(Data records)
■ ■ ■ ■

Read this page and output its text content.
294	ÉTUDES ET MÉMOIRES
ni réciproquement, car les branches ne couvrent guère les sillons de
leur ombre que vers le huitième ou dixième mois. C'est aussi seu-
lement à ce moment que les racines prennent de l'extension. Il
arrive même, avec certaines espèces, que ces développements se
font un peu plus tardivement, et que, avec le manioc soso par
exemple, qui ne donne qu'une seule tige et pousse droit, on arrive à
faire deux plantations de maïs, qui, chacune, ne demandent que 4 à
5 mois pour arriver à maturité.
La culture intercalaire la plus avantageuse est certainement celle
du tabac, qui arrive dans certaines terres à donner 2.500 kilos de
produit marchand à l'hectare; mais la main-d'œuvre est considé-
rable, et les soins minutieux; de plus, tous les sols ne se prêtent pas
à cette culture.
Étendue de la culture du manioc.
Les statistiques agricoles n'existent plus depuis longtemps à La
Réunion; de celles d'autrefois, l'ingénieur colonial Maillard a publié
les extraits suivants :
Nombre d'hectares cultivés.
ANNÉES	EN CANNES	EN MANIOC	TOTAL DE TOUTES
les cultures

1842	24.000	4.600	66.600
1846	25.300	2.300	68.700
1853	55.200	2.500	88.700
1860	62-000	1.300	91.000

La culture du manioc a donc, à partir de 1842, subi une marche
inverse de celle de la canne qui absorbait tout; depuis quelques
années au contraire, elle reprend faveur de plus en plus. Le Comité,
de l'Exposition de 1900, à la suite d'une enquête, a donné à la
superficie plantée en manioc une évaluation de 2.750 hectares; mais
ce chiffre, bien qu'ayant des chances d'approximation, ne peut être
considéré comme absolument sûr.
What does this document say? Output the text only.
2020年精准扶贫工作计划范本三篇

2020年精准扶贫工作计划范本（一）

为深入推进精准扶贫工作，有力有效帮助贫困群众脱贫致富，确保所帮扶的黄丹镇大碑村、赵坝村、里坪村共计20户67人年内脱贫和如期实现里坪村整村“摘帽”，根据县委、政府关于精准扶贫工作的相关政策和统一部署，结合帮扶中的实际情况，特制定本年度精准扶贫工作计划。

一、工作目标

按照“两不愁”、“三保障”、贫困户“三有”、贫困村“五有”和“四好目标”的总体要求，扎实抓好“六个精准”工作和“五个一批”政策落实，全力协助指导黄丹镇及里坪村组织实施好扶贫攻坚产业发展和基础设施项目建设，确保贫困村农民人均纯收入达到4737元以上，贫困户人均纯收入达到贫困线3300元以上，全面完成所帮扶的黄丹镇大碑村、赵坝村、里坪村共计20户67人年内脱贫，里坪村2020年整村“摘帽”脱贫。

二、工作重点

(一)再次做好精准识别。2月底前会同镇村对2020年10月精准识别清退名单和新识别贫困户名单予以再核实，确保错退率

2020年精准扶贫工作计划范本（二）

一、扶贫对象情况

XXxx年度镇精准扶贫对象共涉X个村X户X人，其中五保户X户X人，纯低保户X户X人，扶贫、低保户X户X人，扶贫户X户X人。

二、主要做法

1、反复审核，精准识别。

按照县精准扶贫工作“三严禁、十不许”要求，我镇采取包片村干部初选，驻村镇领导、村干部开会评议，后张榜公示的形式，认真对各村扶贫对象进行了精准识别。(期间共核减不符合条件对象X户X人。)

■ ■ ■ ■

Short problem
Return only the lines running from the line with "What does this" to the last line of the records, both included, exactly as written.

Exercise answer
What does this document say? Output the text only.
2020年精准扶贫工作计划范本三篇

2020年精准扶贫工作计划范本（一）

为深入推进精准扶贫工作，有力有效帮助贫困群众脱贫致富，确保所帮扶的黄丹镇大碑村、赵坝村、里坪村共计20户67人年内脱贫和如期实现里坪村整村“摘帽”，根据县委、政府关于精准扶贫工作的相关政策和统一部署，结合帮扶中的实际情况，特制定本年度精准扶贫工作计划。

一、工作目标

按照“两不愁”、“三保障”、贫困户“三有”、贫困村“五有”和“四好目标”的总体要求，扎实抓好“六个精准”工作和“五个一批”政策落实，全力协助指导黄丹镇及里坪村组织实施好扶贫攻坚产业发展和基础设施项目建设，确保贫困村农民人均纯收入达到4737元以上，贫困户人均纯收入达到贫困线3300元以上，全面完成所帮扶的黄丹镇大碑村、赵坝村、里坪村共计20户67人年内脱贫，里坪村2020年整村“摘帽”脱贫。

二、工作重点

(一)再次做好精准识别。2月底前会同镇村对2020年10月精准识别清退名单和新识别贫困户名单予以再核实，确保错退率

2020年精准扶贫工作计划范本（二）

一、扶贫对象情况

XXxx年度镇精准扶贫对象共涉X个村X户X人，其中五保户X户X人，纯低保户X户X人，扶贫、低保户X户X人，扶贫户X户X人。

二、主要做法

1、反复审核，精准识别。

按照县精准扶贫工作“三严禁、十不许”要求，我镇采取包片村干部初选，驻村镇领导、村干部开会评议，后张榜公示的形式，认真对各村扶贫对象进行了精准识别。(期间共核减不符合条件对象X户X人。)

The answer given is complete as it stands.